*Dataset rows*
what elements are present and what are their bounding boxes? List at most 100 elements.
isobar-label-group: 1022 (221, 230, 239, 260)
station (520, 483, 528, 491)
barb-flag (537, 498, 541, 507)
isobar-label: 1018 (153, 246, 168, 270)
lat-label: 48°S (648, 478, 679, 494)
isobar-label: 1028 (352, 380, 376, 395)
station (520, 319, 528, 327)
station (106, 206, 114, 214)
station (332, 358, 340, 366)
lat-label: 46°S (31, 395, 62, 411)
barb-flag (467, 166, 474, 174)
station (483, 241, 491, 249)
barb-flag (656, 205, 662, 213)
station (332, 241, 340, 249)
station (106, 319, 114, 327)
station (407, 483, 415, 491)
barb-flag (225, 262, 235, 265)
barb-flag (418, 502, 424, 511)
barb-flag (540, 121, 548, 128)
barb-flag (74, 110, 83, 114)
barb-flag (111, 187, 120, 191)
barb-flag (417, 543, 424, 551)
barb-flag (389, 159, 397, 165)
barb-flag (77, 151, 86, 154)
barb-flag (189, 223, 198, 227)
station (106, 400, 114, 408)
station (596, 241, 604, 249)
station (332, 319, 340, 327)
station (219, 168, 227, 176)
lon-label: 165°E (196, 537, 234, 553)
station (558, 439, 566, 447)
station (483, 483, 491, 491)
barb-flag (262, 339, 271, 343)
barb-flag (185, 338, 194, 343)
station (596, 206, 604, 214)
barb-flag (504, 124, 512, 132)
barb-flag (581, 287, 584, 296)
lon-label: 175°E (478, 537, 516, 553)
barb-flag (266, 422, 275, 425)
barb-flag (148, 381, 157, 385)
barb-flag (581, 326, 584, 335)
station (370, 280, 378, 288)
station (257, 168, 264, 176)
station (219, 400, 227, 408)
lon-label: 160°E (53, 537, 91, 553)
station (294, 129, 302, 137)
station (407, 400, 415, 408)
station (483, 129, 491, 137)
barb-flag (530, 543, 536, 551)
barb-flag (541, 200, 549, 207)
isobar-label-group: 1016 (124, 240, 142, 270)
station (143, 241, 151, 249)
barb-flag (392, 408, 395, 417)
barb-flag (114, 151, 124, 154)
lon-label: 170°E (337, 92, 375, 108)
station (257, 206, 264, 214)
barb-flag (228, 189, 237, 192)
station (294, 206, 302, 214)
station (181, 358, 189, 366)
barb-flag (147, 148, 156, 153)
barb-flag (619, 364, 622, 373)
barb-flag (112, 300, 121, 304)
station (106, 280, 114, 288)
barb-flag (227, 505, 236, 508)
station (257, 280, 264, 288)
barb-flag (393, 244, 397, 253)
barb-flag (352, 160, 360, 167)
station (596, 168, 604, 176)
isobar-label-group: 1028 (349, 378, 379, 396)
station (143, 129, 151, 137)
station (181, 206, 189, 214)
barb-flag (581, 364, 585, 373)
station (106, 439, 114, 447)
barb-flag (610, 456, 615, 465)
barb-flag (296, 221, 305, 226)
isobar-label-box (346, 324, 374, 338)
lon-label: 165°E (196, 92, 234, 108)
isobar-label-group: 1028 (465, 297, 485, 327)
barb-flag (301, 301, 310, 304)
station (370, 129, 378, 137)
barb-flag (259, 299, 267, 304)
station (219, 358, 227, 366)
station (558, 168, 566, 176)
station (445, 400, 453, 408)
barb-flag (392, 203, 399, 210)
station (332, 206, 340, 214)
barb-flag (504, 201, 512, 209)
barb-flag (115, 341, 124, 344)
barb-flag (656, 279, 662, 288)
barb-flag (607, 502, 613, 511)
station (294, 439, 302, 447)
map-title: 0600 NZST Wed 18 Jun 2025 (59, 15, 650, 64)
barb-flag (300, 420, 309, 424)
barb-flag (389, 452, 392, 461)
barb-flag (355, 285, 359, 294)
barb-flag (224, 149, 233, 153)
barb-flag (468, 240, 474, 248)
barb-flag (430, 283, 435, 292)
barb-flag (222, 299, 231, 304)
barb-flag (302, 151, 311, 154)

*The problem*
Copy out everything from the very first line of the items down to the line containing "station (106, 400, 114, 408)", both included, reproducing each line unchanged.

*Exercise answer*
what elements are present and what are their bounding boxes? List at most 100 elements.
isobar-label-group: 1022 (221, 230, 239, 260)
station (520, 483, 528, 491)
barb-flag (537, 498, 541, 507)
isobar-label: 1018 (153, 246, 168, 270)
lat-label: 48°S (648, 478, 679, 494)
isobar-label: 1028 (352, 380, 376, 395)
station (520, 319, 528, 327)
station (106, 206, 114, 214)
station (332, 358, 340, 366)
lat-label: 46°S (31, 395, 62, 411)
barb-flag (467, 166, 474, 174)
station (483, 241, 491, 249)
barb-flag (656, 205, 662, 213)
station (332, 241, 340, 249)
station (106, 319, 114, 327)
station (407, 483, 415, 491)
barb-flag (225, 262, 235, 265)
barb-flag (418, 502, 424, 511)
barb-flag (540, 121, 548, 128)
barb-flag (74, 110, 83, 114)
barb-flag (111, 187, 120, 191)
barb-flag (417, 543, 424, 551)
barb-flag (389, 159, 397, 165)
barb-flag (77, 151, 86, 154)
barb-flag (189, 223, 198, 227)
station (106, 400, 114, 408)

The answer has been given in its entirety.